_DOCUMENT EXTRACT_
Kazu: I came into it in such a different way because of 9/11. It was so visceral, the impact of the event. My wife was in Manhattan. She was right there. She was having to deal with all the stuff that was happening on the ground, trying to match it with how the media and everybody was talking about it and stuff and how different all the different viewpoints were and realizing that things can really spin out into chaos if we’re not careful about how we go about our lives. Cartoons in general, they’re really best at clarifying at information to simplify things to the point where it could be universal. A cartoon can be read by people who speak any language. It doesn’t matter what language you speak. You can pick up an Amulet book and understand it to at least some level. Then you may even use it as a guide to allow you to understand the words that are inscribed in there. You’re going to learn English. I think there’s a lot of kids who learn English through Amulet.

Zibby: It’s almost like hieroglyphics in the olden days, in the old cave drawings way back when, when that was how people communicated. They didn’t even have language. This is the most elemental means of communication there is that withstands time and borders and anything else you want to throw at it.

Kazu: Even the written language, they’re in pictures too that we memorize. I think we often forget that. It’s so interesting too because we often look down on the cartoons despite the fact that they are the most ancient form of communication we have. Maybe there’s value to that. I think often it allows cartoons to have more power because of how disarming it may seem that we continue to say, cartoons are kid stuff. It’s garbage. It’s just something silly. I think that allows people to come to it with unconditional love. It’s an interesting thing. It’s one of the reasons why I’ve stuck with it.

Zibby: To your point earlier where you were talking about managing the success of being successful in whatever endeavor you’ve achieved, how did you adjust to being just you, graphic-designer you, to you with lines-out-the-door-at-the-bookstore you?

_REQUIREMENTS_
In the interview, where does Kazu say his wife was on 9/11? The material after this interview isn't needed.

_PROVIDED DATA_

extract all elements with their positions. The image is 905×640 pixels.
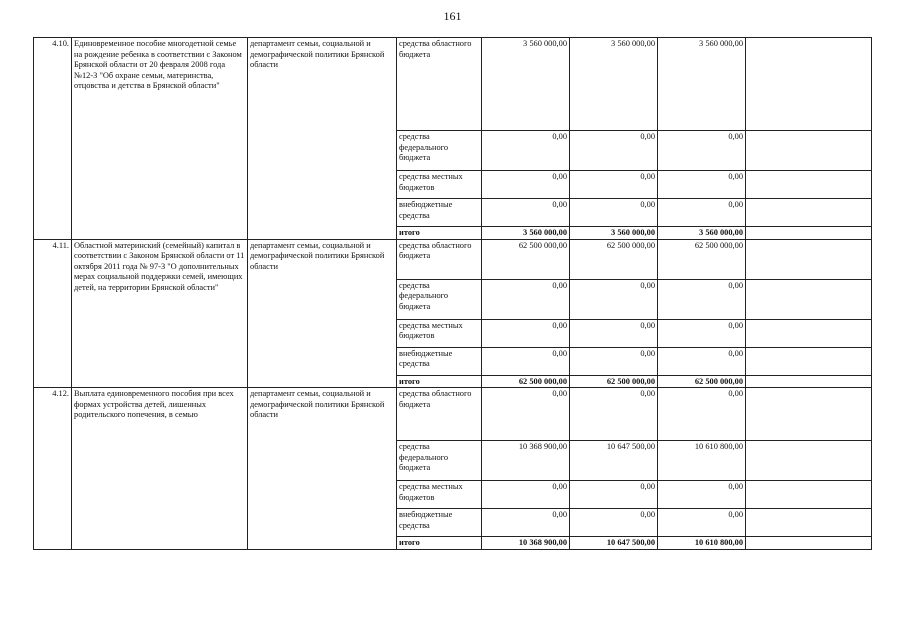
empty-cell xyxy=(746,319,872,347)
table-row xyxy=(34,38,872,131)
funding-source-label: средства федерального бюджета xyxy=(397,279,482,319)
amount-year-2: 62 500 000,00 xyxy=(570,239,658,279)
empty-cell xyxy=(746,199,872,227)
amount-year-1: 0,00 xyxy=(482,131,570,171)
empty-cell xyxy=(746,38,872,131)
amount-year-1: 62 500 000,00 xyxy=(482,375,570,388)
amount-year-2: 0,00 xyxy=(570,279,658,319)
amount-year-3: 10 610 800,00 xyxy=(658,537,746,550)
amount-year-1: 0,00 xyxy=(482,279,570,319)
amount-year-1: 0,00 xyxy=(482,347,570,375)
funding-source-label: итого xyxy=(397,537,482,550)
empty-cell xyxy=(746,481,872,509)
empty-cell xyxy=(746,171,872,199)
empty-cell xyxy=(746,441,872,481)
amount-year-1: 0,00 xyxy=(482,481,570,509)
amount-year-2: 3 560 000,00 xyxy=(570,38,658,131)
table-body xyxy=(34,38,872,550)
page-number: 161 xyxy=(443,9,462,23)
amount-year-3: 3 560 000,00 xyxy=(658,38,746,131)
amount-year-2: 0,00 xyxy=(570,481,658,509)
measure-name: Единовременное пособие многодетной семье на рождение ребенка в соответствии с Законом Брянской области от 20 февраля 2008 года №12-З "Об охране семьи, материнства, отцовства и детства в Брянской области" xyxy=(72,38,248,240)
funding-source-label: средства областного бюджета xyxy=(397,38,482,131)
executor: департамент семьи, социальной и демографической политики Брянской области xyxy=(248,388,397,550)
amount-year-3: 62 500 000,00 xyxy=(658,375,746,388)
amount-year-2: 10 647 500,00 xyxy=(570,537,658,550)
amount-year-2: 0,00 xyxy=(570,319,658,347)
row-index: 4.11. xyxy=(34,239,72,388)
amount-year-1: 3 560 000,00 xyxy=(482,38,570,131)
funding-source-label: средства федерального бюджета xyxy=(397,441,482,481)
empty-cell xyxy=(746,279,872,319)
amount-year-2: 62 500 000,00 xyxy=(570,375,658,388)
measure-name: Выплата единовременного пособия при всех формах устройства детей, лишенных родительского попечения, в семью xyxy=(72,388,248,550)
amount-year-3: 0,00 xyxy=(658,481,746,509)
empty-cell xyxy=(746,537,872,550)
amount-year-1: 62 500 000,00 xyxy=(482,239,570,279)
amount-year-2: 0,00 xyxy=(570,171,658,199)
amount-year-3: 0,00 xyxy=(658,347,746,375)
table-row xyxy=(34,239,872,279)
measure-name: Областной материнский (семейный) капитал в соответствии с Законом Брянской области от 11 октября 2011 года № 97-З "О дополнительных мерах социальной поддержки семей, имеющих детей, на территории Брянской области" xyxy=(72,239,248,388)
empty-cell xyxy=(746,375,872,388)
amount-year-3: 0,00 xyxy=(658,171,746,199)
funding-source-label: средства местных бюджетов xyxy=(397,481,482,509)
amount-year-2: 3 560 000,00 xyxy=(570,227,658,240)
amount-year-3: 0,00 xyxy=(658,199,746,227)
amount-year-1: 0,00 xyxy=(482,509,570,537)
row-index: 4.10. xyxy=(34,38,72,240)
amount-year-3: 62 500 000,00 xyxy=(658,239,746,279)
amount-year-2: 0,00 xyxy=(570,388,658,441)
funding-source-label: средства федерального бюджета xyxy=(397,131,482,171)
empty-cell xyxy=(746,239,872,279)
funding-source-label: средства областного бюджета xyxy=(397,239,482,279)
amount-year-3: 0,00 xyxy=(658,509,746,537)
funding-source-label: средства областного бюджета xyxy=(397,388,482,441)
funding-source-label: внебюджетные средства xyxy=(397,509,482,537)
amount-year-2: 0,00 xyxy=(570,199,658,227)
funding-source-label: итого xyxy=(397,375,482,388)
funding-source-label: средства местных бюджетов xyxy=(397,319,482,347)
amount-year-1: 0,00 xyxy=(482,388,570,441)
amount-year-1: 3 560 000,00 xyxy=(482,227,570,240)
executor: департамент семьи, социальной и демографической политики Брянской области xyxy=(248,239,397,388)
amount-year-1: 10 368 900,00 xyxy=(482,537,570,550)
funding-source-label: внебюджетные средства xyxy=(397,199,482,227)
executor: департамент семьи, социальной и демографической политики Брянской области xyxy=(248,38,397,240)
amount-year-3: 10 610 800,00 xyxy=(658,441,746,481)
funding-source-label: внебюджетные средства xyxy=(397,347,482,375)
funding-source-label: средства местных бюджетов xyxy=(397,171,482,199)
amount-year-2: 0,00 xyxy=(570,509,658,537)
empty-cell xyxy=(746,388,872,441)
amount-year-2: 0,00 xyxy=(570,347,658,375)
empty-cell xyxy=(746,509,872,537)
amount-year-3: 0,00 xyxy=(658,279,746,319)
row-index: 4.12. xyxy=(34,388,72,550)
funding-source-label: итого xyxy=(397,227,482,240)
table-row xyxy=(34,388,872,441)
empty-cell xyxy=(746,347,872,375)
amount-year-3: 0,00 xyxy=(658,319,746,347)
empty-cell xyxy=(746,131,872,171)
amount-year-1: 0,00 xyxy=(482,199,570,227)
budget-table xyxy=(33,37,872,550)
amount-year-3: 0,00 xyxy=(658,388,746,441)
amount-year-1: 10 368 900,00 xyxy=(482,441,570,481)
empty-cell xyxy=(746,227,872,240)
amount-year-1: 0,00 xyxy=(482,171,570,199)
amount-year-3: 0,00 xyxy=(658,131,746,171)
amount-year-2: 0,00 xyxy=(570,131,658,171)
amount-year-2: 10 647 500,00 xyxy=(570,441,658,481)
amount-year-3: 3 560 000,00 xyxy=(658,227,746,240)
amount-year-1: 0,00 xyxy=(482,319,570,347)
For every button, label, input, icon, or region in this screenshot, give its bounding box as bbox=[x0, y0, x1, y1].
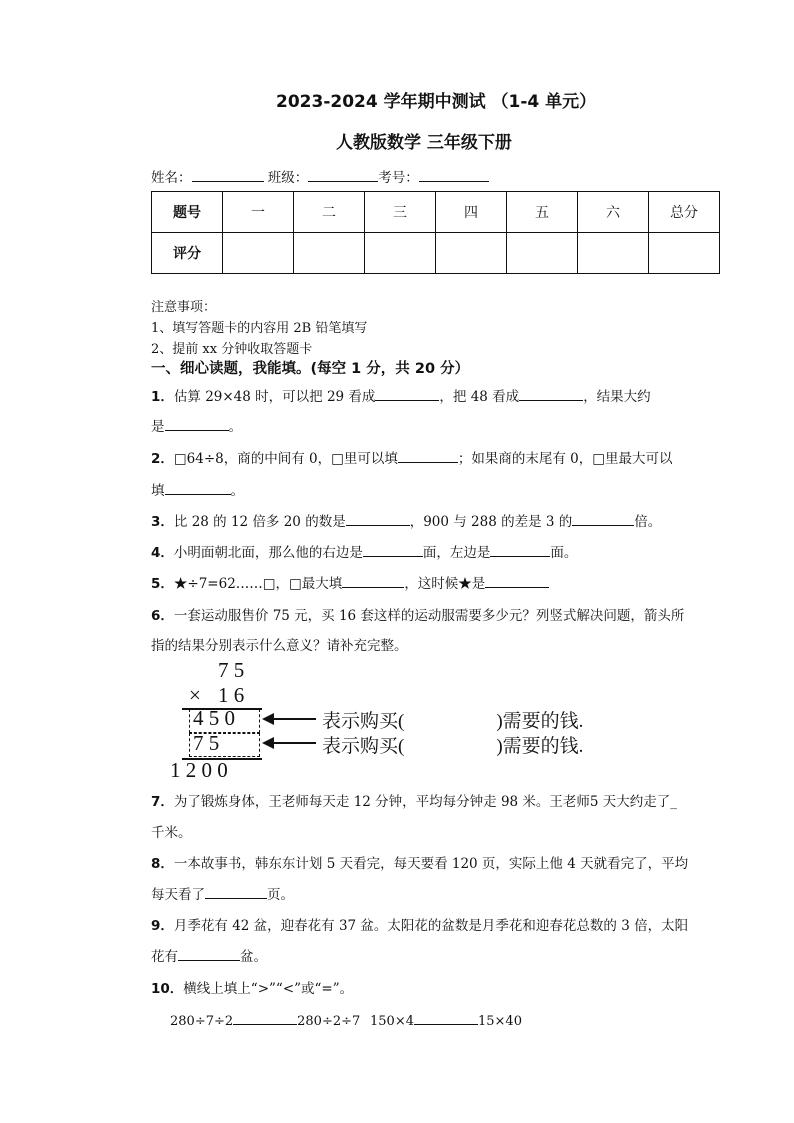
table-cell: 二 bbox=[294, 192, 365, 233]
question-9-cont: 花有 盆。 bbox=[151, 945, 267, 965]
score-cell[interactable] bbox=[649, 233, 720, 274]
class-label: 班级： bbox=[267, 170, 309, 186]
question-6: 6．一套运动服售价 75 元，买 16 套这样的运动服需要多少元？列竖式解决问题，箭头所 bbox=[151, 608, 685, 624]
table-cell: 总分 bbox=[649, 192, 720, 233]
question-10: 10．横线上填上“>”“<”或“=”。 bbox=[151, 981, 354, 997]
table-cell: 六 bbox=[578, 192, 649, 233]
table-cell: 四 bbox=[436, 192, 507, 233]
notes-heading: 注意事项： bbox=[151, 300, 217, 315]
answer-blank[interactable] bbox=[363, 542, 423, 557]
arrow-label-1: 表示购买( )需要的钱. bbox=[322, 711, 584, 732]
arrow-shaft bbox=[272, 742, 316, 744]
question-3: 3．比 28 的 12 倍多 20 的数是 ，900 与 288 的差是 3 的 倍。 bbox=[151, 510, 661, 530]
score-cell[interactable] bbox=[436, 233, 507, 274]
table-row bbox=[152, 233, 720, 274]
table-cell: 五 bbox=[507, 192, 578, 233]
question-7-cont: 千米。 bbox=[151, 825, 192, 841]
answer-blank[interactable] bbox=[572, 511, 634, 526]
arrow-label-2: 表示购买( )需要的钱. bbox=[322, 736, 584, 757]
score-cell[interactable] bbox=[365, 233, 436, 274]
notes-item-1: 1、填写答题卡的内容用 2B 铅笔填写 bbox=[151, 321, 368, 336]
question-7: 7．为了锻炼身体，王老师每天走 12 分钟，平均每分钟走 98 米。王老师5 天大约走了_ bbox=[151, 794, 678, 810]
question-10-compare-2: 150×4 15×40 bbox=[370, 1010, 522, 1029]
student-info-line bbox=[151, 166, 489, 186]
question-2-cont: 填 。 bbox=[151, 479, 244, 499]
table-cell: 三 bbox=[365, 192, 436, 233]
score-cell[interactable] bbox=[507, 233, 578, 274]
name-field[interactable] bbox=[192, 167, 264, 182]
times-sign: × bbox=[189, 683, 201, 707]
exam-no-field[interactable] bbox=[419, 167, 489, 182]
answer-blank[interactable] bbox=[519, 386, 583, 401]
multiplier: 1 6 bbox=[218, 683, 245, 707]
partial-product-1: 4 5 0 bbox=[193, 706, 235, 730]
question-5: 5．★÷7=62……□，□最大填 ，这时候★是 bbox=[151, 572, 549, 592]
partial-product-2: 7 5 bbox=[193, 731, 220, 755]
table-cell: 题号 bbox=[152, 192, 223, 233]
name-label: 姓名： bbox=[151, 170, 192, 186]
multiplicand: 7 5 bbox=[218, 658, 245, 682]
score-cell[interactable] bbox=[223, 233, 294, 274]
notes-item-2: 2、提前 xx 分钟收取答题卡 bbox=[151, 342, 313, 357]
exam-subtitle: 人教版数学 三年级下册 bbox=[336, 133, 512, 153]
question-8-cont: 每天看了 页。 bbox=[151, 883, 294, 903]
arrow-shaft bbox=[272, 718, 316, 720]
answer-blank[interactable] bbox=[375, 386, 439, 401]
answer-blank[interactable] bbox=[178, 946, 240, 961]
question-10-compare-1: 280÷7÷2 280÷2÷7 bbox=[170, 1010, 360, 1029]
exam-no-label: 考号： bbox=[378, 170, 419, 186]
answer-blank[interactable] bbox=[414, 1010, 478, 1025]
score-cell[interactable] bbox=[294, 233, 365, 274]
answer-blank[interactable] bbox=[342, 573, 404, 588]
question-9: 9．月季花有 42 盆，迎春花有 37 盆。太阳花的盆数是月季花和迎春花总数的 3 倍，太阳 bbox=[151, 918, 689, 934]
answer-blank[interactable] bbox=[165, 416, 229, 431]
score-table bbox=[151, 191, 720, 274]
product: 1 2 0 0 bbox=[170, 758, 228, 782]
section-1-heading: 一、细心读题，我能填。(每空 1 分，共 20 分） bbox=[151, 361, 470, 377]
question-4: 4．小明面朝北面，那么他的右边是 面，左边是 面。 bbox=[151, 541, 577, 561]
question-1-cont: 是 。 bbox=[151, 415, 242, 435]
question-8: 8．一本故事书，韩东东计划 5 天看完，每天要看 120 页，实际上他 4 天就看完了，平均 bbox=[151, 856, 689, 872]
answer-blank[interactable] bbox=[165, 480, 231, 495]
exam-title: 2023-2024 学年期中测试 （1-4 单元） bbox=[276, 92, 597, 112]
answer-blank[interactable] bbox=[233, 1010, 297, 1025]
answer-blank[interactable] bbox=[490, 542, 550, 557]
answer-blank[interactable] bbox=[205, 884, 267, 899]
class-field[interactable] bbox=[308, 167, 378, 182]
table-row bbox=[152, 192, 720, 233]
answer-blank[interactable] bbox=[485, 573, 549, 588]
answer-blank[interactable] bbox=[398, 448, 458, 463]
question-1: 1．估算 29×48 时，可以把 29 看成 ，把 48 看成 ，结果大约 bbox=[151, 385, 651, 405]
answer-blank[interactable] bbox=[346, 511, 410, 526]
table-cell: 一 bbox=[223, 192, 294, 233]
question-6-cont: 指的结果分别表示什么意义？请补充完整。 bbox=[151, 638, 408, 654]
question-2: 2．□64÷8，商的中间有 0，□里可以填 ；如果商的末尾有 0，□里最大可以 bbox=[151, 447, 673, 467]
score-cell[interactable] bbox=[578, 233, 649, 274]
table-cell: 评分 bbox=[152, 233, 223, 274]
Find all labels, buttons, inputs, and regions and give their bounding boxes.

_COMPLETE ANSWER_
She was in Manhattan.